§ **Description of the task**: Produce all the records again exactly as they stand.

• • • •

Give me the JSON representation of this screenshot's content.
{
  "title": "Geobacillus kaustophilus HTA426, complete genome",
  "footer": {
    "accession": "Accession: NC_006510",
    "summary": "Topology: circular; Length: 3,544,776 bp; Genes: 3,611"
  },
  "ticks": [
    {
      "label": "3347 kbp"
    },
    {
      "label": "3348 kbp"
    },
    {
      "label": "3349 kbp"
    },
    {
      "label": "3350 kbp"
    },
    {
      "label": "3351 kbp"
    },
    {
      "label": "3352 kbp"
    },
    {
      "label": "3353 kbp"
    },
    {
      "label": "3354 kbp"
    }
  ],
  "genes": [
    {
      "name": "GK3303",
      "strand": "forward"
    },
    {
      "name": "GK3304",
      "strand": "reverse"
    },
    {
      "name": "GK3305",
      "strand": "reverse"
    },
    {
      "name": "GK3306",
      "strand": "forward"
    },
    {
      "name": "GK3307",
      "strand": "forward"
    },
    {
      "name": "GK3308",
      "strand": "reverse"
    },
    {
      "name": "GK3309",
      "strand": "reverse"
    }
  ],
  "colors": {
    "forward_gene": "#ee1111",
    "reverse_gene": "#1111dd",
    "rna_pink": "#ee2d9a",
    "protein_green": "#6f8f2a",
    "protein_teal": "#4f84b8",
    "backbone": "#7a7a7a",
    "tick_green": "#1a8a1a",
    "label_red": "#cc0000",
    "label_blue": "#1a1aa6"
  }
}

• • • •

§ **Completed task**:
Give me the JSON representation of this screenshot's content.
{
  "title": "Geobacillus kaustophilus HTA426, complete genome",
  "footer": {
    "accession": "Accession: NC_006510",
    "summary": "Topology: circular; Length: 3,544,776 bp; Genes: 3,611"
  },
  "ticks": [
    {
      "label": "3347 kbp"
    },
    {
      "label": "3348 kbp"
    },
    {
      "label": "3349 kbp"
    },
    {
      "label": "3350 kbp"
    },
    {
      "label": "3351 kbp"
    },
    {
      "label": "3352 kbp"
    },
    {
      "label": "3353 kbp"
    },
    {
      "label": "3354 kbp"
    }
  ],
  "genes": [
    {
      "name": "GK3303",
      "strand": "forward"
    },
    {
      "name": "GK3304",
      "strand": "reverse"
    },
    {
      "name": "GK3305",
      "strand": "reverse"
    },
    {
      "name": "GK3306",
      "strand": "forward"
    },
    {
      "name": "GK3307",
      "strand": "forward"
    },
    {
      "name": "GK3308",
      "strand": "reverse"
    },
    {
      "name": "GK3309",
      "strand": "reverse"
    }
  ],
  "colors": {
    "forward_gene": "#ee1111",
    "reverse_gene": "#1111dd",
    "rna_pink": "#ee2d9a",
    "protein_green": "#6f8f2a",
    "protein_teal": "#4f84b8",
    "backbone": "#7a7a7a",
    "tick_green": "#1a8a1a",
    "label_red": "#cc0000",
    "label_blue": "#1a1aa6"
  }
}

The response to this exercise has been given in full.